-- start DATA FOR PROCESSING --
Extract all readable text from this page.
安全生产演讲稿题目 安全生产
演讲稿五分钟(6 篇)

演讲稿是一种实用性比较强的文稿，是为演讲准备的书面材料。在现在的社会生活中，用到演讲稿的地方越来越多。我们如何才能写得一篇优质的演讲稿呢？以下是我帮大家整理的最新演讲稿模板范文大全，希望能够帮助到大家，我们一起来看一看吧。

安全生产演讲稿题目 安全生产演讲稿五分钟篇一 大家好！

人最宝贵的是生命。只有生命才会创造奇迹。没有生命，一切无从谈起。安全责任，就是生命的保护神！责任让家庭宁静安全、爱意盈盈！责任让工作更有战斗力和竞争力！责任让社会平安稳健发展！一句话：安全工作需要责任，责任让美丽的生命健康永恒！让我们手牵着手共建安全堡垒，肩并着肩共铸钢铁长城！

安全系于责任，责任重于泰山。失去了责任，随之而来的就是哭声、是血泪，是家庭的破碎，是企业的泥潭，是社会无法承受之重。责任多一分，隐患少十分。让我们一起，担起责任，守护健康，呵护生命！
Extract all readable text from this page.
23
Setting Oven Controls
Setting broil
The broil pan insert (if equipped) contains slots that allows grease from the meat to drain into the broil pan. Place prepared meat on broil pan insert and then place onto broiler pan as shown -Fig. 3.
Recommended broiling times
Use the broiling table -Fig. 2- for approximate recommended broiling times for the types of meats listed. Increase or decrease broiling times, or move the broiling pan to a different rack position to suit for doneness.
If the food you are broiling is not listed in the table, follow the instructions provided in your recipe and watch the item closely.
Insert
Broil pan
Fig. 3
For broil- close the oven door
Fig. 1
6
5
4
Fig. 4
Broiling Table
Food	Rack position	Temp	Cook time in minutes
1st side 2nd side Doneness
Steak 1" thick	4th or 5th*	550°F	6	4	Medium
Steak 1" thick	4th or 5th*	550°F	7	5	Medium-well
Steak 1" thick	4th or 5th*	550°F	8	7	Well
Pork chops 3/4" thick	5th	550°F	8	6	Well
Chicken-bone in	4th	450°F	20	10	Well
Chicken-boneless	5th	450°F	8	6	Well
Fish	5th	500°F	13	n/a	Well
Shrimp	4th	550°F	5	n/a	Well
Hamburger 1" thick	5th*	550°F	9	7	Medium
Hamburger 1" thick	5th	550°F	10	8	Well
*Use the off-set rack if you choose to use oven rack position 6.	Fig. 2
-- end DATA FOR PROCESSING --
__JOB__.
For the entries above, state how many lines contain the word "thick". Provide the number by itself.

__TASK SOLUTION__.
6